### REQUIRED TASK 1
From the blog post below, return word for word the stretch from "As you’d imagine, it’s" through "those years ago!!".

## Begin SELECTED EXCERPT

It’s now coming up to 8 years since I started up TVV during which time many very fine bloggers have come and gone, many of whom now concentrate their efforts on podcasts or other more instant forms of social media.
It has become increasingly rare to find new kids on the blogging block – particularly those who decide to focus in on that punk/new wave era which was so exciting – and so you can imagine how delighted I was to find my way onto For Malcontents Only, particularly given that it is a place which looks back at the scene in and around Glasgow.
This excellent blog kicked off back just 12 months ago. Judging by some of the postings, I’m hazarding a guess that Jamie (I’ve only just learned his name thanks to his e-mail address!) is maybe a couple of years older than me given that he is able to reminisce about gigs in pubs at a time when I was dreaming of being able to shave on a regular basis… or maybe unlike me he didn’t have a baby face and a great fear of knock-backs from bouncers.
As you’d imagine, it’s a place heavy with nostalgia but there’s also a tremendous selection of posts concentrating on the here and now. One of the most unique aspects of FMO is that it features interviews with some of the lesser-known artists who were part of the punk/new wave scene and brings their stories bang up to date. In short, it is the sort of blog that I had dreams TVV would look like when I set out all those years ago!!
Here’s an example of what I’m talking about from May when Jamie looked back at a single released on a small Scottish label:-
The Human League: Being Boiled (1978) Fast Product
In a Melody Maker interview back in February 1979, Martyn Ware of The Human League mentioned that the band were more influenced by films than by they were rock, claiming he’d rather see a good film than a good rock band. In the cinema, ‘You’re part of the experience. Whereas, watching a rock band, it’s just some guys up on a stage.’
When a tour (due to take in Edinburgh and Aberdeen) was later announced supporting Talking Heads, it became apparent that The Human League didn’t see themselves as your standard guys up on a stage kinda band.
Their idea for the show was a multimedia extravaganza, utilizing their new synchronization units that meant they could operate slides in sync with each song. The problem with the plan as far as Talking Heads (not exactly backwards looking dinosaurs themselves) were concerned was the fact that while each member of The Human League would be at the gig, rather than being the centre of attention, they would supposedly be in the audience, hopefully discussing the automated events on stage and signing autographs.
The idea got the band dropped from the tour although they wanted to press ahead with the concept and even expand it.
As their manager Bob Last explained to NME: ‘It’s cost us a lot of money to set up and now we have audio-visuals, tape memory banks – in fact, the whole gist of the show – just sitting in boxes and waiting to go.’
Last outlined the potential of the show and spoke of creating a version for discos rather than rock concerts. ‘There are various other avenues to be explored. For example, I think it would be the ideal support for Alien, or a film of that nature.’
After the comparative failure of second album Travelogue, tensions within the band increased; eventually singer Phil Oakey decided that he wanted to sack Ware, Ian Craig Marsh wasn’t keen on the idea and the pair quit and teamed up on a new project to be known as the British Electric Foundation (BEF).
Remaining members Oakey and Philip Adrian Wright retained The Human League name, although they had to be convinced by Bob Last to do so. The music press didn’t see much of a future for a band with only a singer and director of visuals (even if Wright had started playing incidental keyboards). And you could hardly blame them.

## End SELECTED EXCERPT

### REQUIRED TASK 2
Can you retype, unchanged, the stretch of the records below from the line that contains "search-icon[interactable] [30, 863, 52, 885]" through the line that contains "search-icon[interactable] [30, 810, 52, 832]"?

## Begin RECORDS FOR THIS TASK

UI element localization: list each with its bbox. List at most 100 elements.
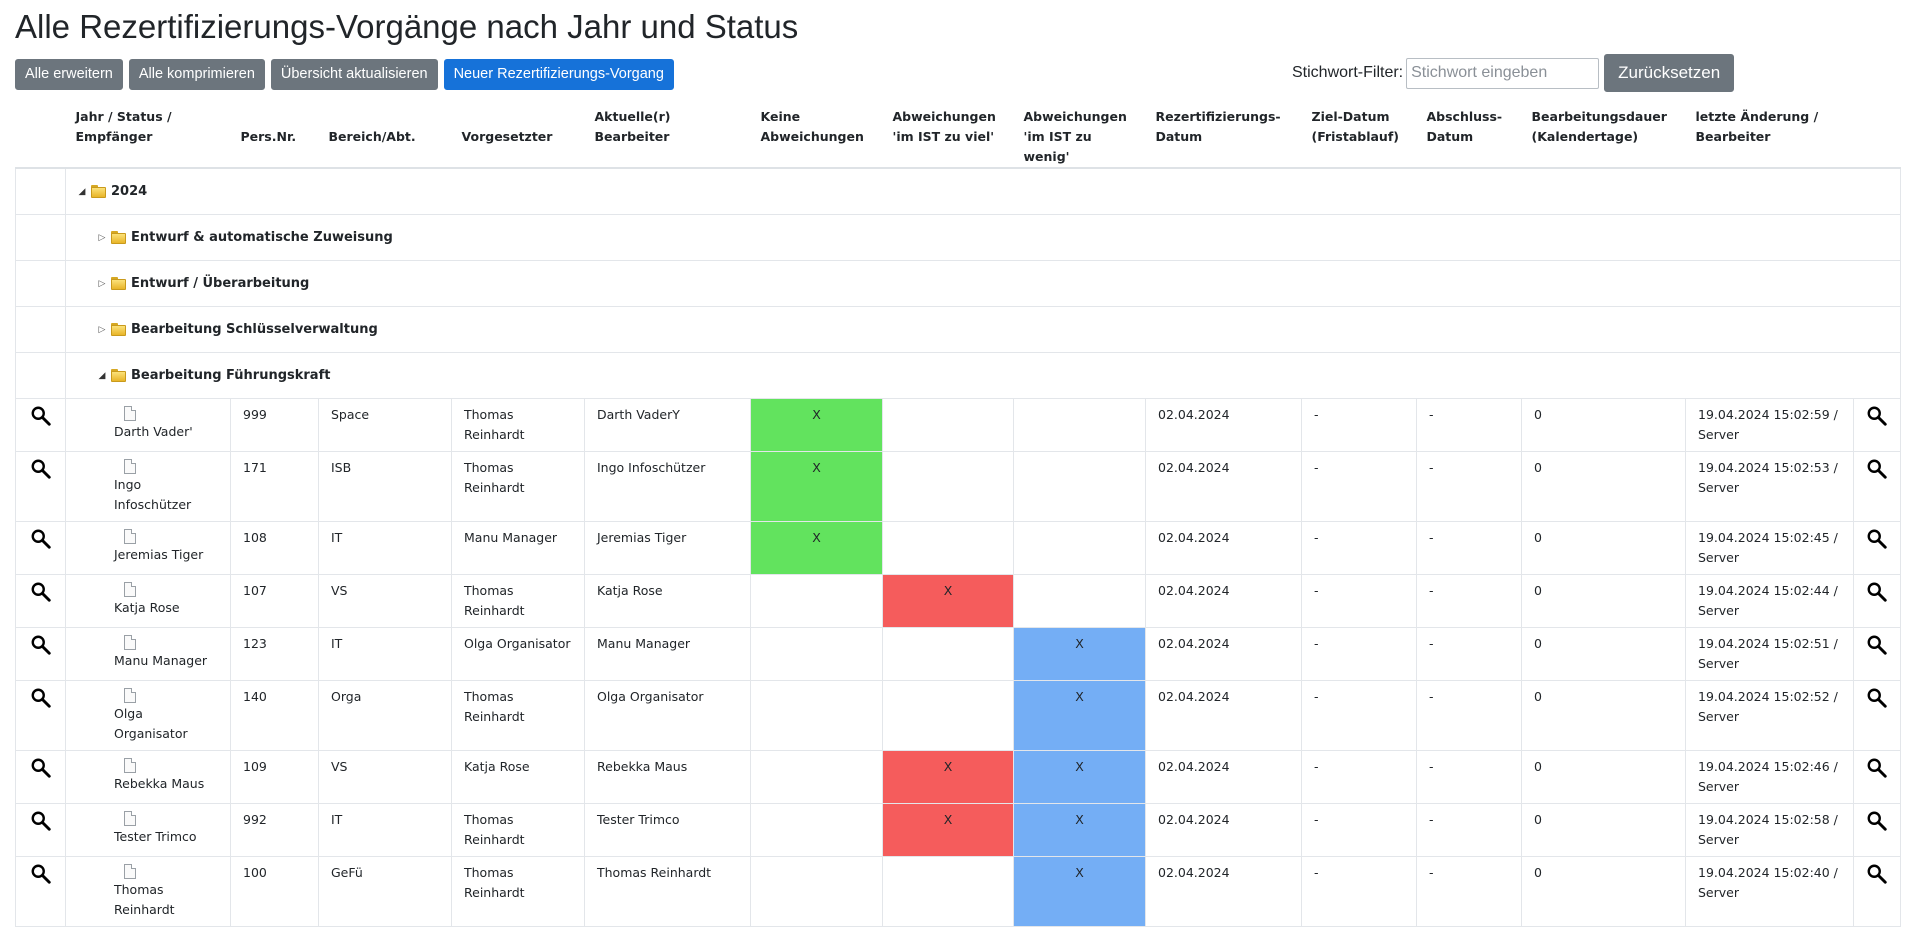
search-icon[interactable] [30, 863, 52, 885]
search-icon[interactable] [30, 405, 52, 427]
col-persnr[interactable]: Pers.Nr. [230, 93, 319, 169]
recipient-name[interactable]: Darth Vader' [114, 424, 193, 439]
collapse-all-button[interactable]: Alle komprimieren [128, 59, 265, 90]
tree-node-status: ◢ Bearbeitung Führungskraft [15, 352, 1901, 399]
col-rez-datum[interactable]: Rezertifizierungs- Datum [1145, 93, 1302, 169]
folder-icon [111, 369, 126, 382]
view-cell-right [1853, 680, 1901, 751]
col-zu-wenig[interactable]: Abweichungen'im IST zu wenig' [1013, 93, 1146, 169]
recipient-name[interactable]: Thomas [114, 882, 164, 897]
search-icon[interactable] [30, 810, 52, 832]
search-icon[interactable] [1866, 757, 1888, 779]
abschluss-datum-cell: - [1416, 398, 1522, 452]
recipient-name-line2: Infoschützer [114, 497, 192, 512]
search-icon[interactable] [1866, 528, 1888, 550]
keine-abweichungen-cell: X [750, 451, 883, 522]
vorgesetzter-cell: Thomas Reinhardt [451, 803, 585, 857]
recipient-name[interactable]: Olga [114, 706, 143, 721]
refresh-button[interactable]: Übersicht aktualisieren [270, 59, 438, 90]
view-cell [15, 680, 66, 751]
zu-wenig-cell [1013, 451, 1146, 522]
zu-wenig-cell [1013, 521, 1146, 575]
tree-node-status-label[interactable]: ▷ Entwurf / Überarbeitung [66, 261, 1900, 306]
new-process-button[interactable]: Neuer Rezertifizierungs-Vorgang [443, 59, 674, 90]
bereich-cell: Orga [318, 680, 452, 751]
col-keine-abweichungen[interactable]: Keine Abweichungen [750, 93, 883, 169]
search-icon[interactable] [1866, 634, 1888, 656]
recipient-name[interactable]: Ingo [114, 477, 142, 492]
dauer-cell: 0 [1521, 398, 1686, 452]
zu-wenig-cell: X [1013, 627, 1146, 681]
keine-abweichungen-cell: X [750, 398, 883, 452]
col-ziel-datum[interactable]: Ziel-Datum (Fristablauf) [1301, 93, 1417, 169]
view-cell [15, 803, 66, 857]
tree-node-year-label[interactable]: ◢ 2024 [66, 169, 1900, 214]
bereich-cell: Space [318, 398, 452, 452]
search-icon[interactable] [1866, 687, 1888, 709]
zu-viel-cell: X [882, 803, 1014, 857]
vorgesetzter-cell: Thomas Reinhardt [451, 680, 585, 751]
collapse-icon[interactable]: ◢ [78, 186, 86, 197]
page-title: Alle Rezertifizierungs-Vorgänge nach Jah… [15, 8, 799, 45]
col-status[interactable]: Jahr / Status / Empfänger [65, 93, 231, 169]
keine-abweichungen-cell [750, 680, 883, 751]
recipient-name[interactable]: Manu Manager [114, 653, 208, 668]
search-icon[interactable] [30, 581, 52, 603]
dauer-cell: 0 [1521, 627, 1686, 681]
document-icon [124, 758, 136, 773]
collapse-icon[interactable]: ◢ [98, 370, 106, 381]
col-zu-viel[interactable]: Abweichungen'im IST zu viel' [882, 93, 1014, 169]
search-icon[interactable] [30, 634, 52, 656]
bereich-cell: IT [318, 627, 452, 681]
view-cell [15, 521, 66, 575]
tree-node-status-label[interactable]: ▷ Entwurf & automatische Zuweisung [66, 215, 1900, 260]
col-bearbeitungsdauer[interactable]: Bearbeitungsdauer (Kalendertage) [1521, 93, 1686, 169]
search-icon[interactable] [1866, 810, 1888, 832]
search-icon[interactable] [30, 528, 52, 550]
document-icon [124, 635, 136, 650]
view-cell-right [1853, 451, 1901, 522]
dauer-cell: 0 [1521, 451, 1686, 522]
persnr-cell: 992 [230, 803, 319, 857]
persnr-cell: 109 [230, 750, 319, 804]
keine-abweichungen-cell [750, 856, 883, 927]
search-icon[interactable] [1866, 458, 1888, 480]
search-icon[interactable] [1866, 405, 1888, 427]
expand-icon[interactable]: ▷ [98, 232, 106, 243]
expand-all-button[interactable]: Alle erweitern [15, 59, 123, 90]
reset-button[interactable]: Zurücksetzen [1604, 54, 1735, 92]
tree-node-status-label[interactable]: ◢ Bearbeitung Führungskraft [66, 353, 1900, 398]
persnr-cell: 107 [230, 574, 319, 628]
tree-node-status: ▷ Entwurf & automatische Zuweisung [15, 214, 1901, 261]
ziel-datum-cell: - [1301, 398, 1417, 452]
expand-icon[interactable]: ▷ [98, 324, 106, 335]
search-icon[interactable] [30, 458, 52, 480]
col-bearbeiter[interactable]: Aktuelle(r) Bearbeiter [584, 93, 751, 169]
expand-icon[interactable]: ▷ [98, 278, 106, 289]
col-letzte-aenderung[interactable]: letzte Änderung / Bearbeiter [1685, 93, 1854, 169]
tree-node-status-label[interactable]: ▷ Bearbeitung Schlüsselverwaltung [66, 307, 1900, 352]
zu-viel-cell [882, 398, 1014, 452]
abschluss-datum-cell: - [1416, 627, 1522, 681]
recipient-name[interactable]: Tester Trimco [114, 829, 197, 844]
search-icon[interactable] [1866, 581, 1888, 603]
recipient-name[interactable]: Katja Rose [114, 600, 180, 615]
col-vorgesetzter[interactable]: Vorgesetzter [451, 93, 585, 169]
keine-abweichungen-cell [750, 750, 883, 804]
table-row: Rebekka Maus 109 VS Katja Rose Rebekka M… [15, 750, 1901, 804]
search-icon[interactable] [30, 757, 52, 779]
view-cell [15, 750, 66, 804]
recipient-name[interactable]: Jeremias Tiger [114, 547, 204, 562]
recipient-name[interactable]: Rebekka Maus [114, 776, 205, 791]
search-icon[interactable] [30, 687, 52, 709]
col-bereich[interactable]: Bereich/Abt. [318, 93, 452, 169]
vorgesetzter-cell: Olga Organisator [451, 627, 585, 681]
letzte-aenderung-cell: 19.04.2024 15:02:58 /Server [1685, 803, 1854, 857]
abschluss-datum-cell: - [1416, 574, 1522, 628]
zu-wenig-cell: X [1013, 856, 1146, 927]
document-icon [124, 459, 136, 474]
col-abschluss-datum[interactable]: Abschluss- Datum [1416, 93, 1522, 169]
process-table: Jahr / Status / Empfänger Pers.Nr. Bereic… [15, 93, 1901, 927]
keyword-input[interactable] [1406, 57, 1600, 89]
search-icon[interactable] [1866, 863, 1888, 885]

## End RECORDS FOR THIS TASK

### FULL RESPONSE 1
As you’d imagine, it’s a place heavy with nostalgia but there’s also a tremendous selection of posts concentrating on the here and now. One of the most unique aspects of FMO is that it features interviews with some of the lesser-known artists who were part of the punk/new wave scene and brings their stories bang up to date. In short, it is the sort of blog that I had dreams TVV would look like when I set out all those years ago!!

### FULL RESPONSE 2
search-icon[interactable] [30, 863, 52, 885]
search-icon[interactable] [30, 405, 52, 427]
col-persnr[interactable]: Pers.Nr. [230, 93, 319, 169]
recipient-name[interactable]: Darth Vader' [114, 424, 193, 439]
collapse-all-button[interactable]: Alle komprimieren [128, 59, 265, 90]
tree-node-status: ◢ Bearbeitung Führungskraft [15, 352, 1901, 399]
col-rez-datum[interactable]: Rezertifizierungs- Datum [1145, 93, 1302, 169]
folder-icon [111, 369, 126, 382]
view-cell-right [1853, 680, 1901, 751]
col-zu-wenig[interactable]: Abweichungen'im IST zu wenig' [1013, 93, 1146, 169]
recipient-name[interactable]: Thomas [114, 882, 164, 897]
search-icon[interactable] [30, 810, 52, 832]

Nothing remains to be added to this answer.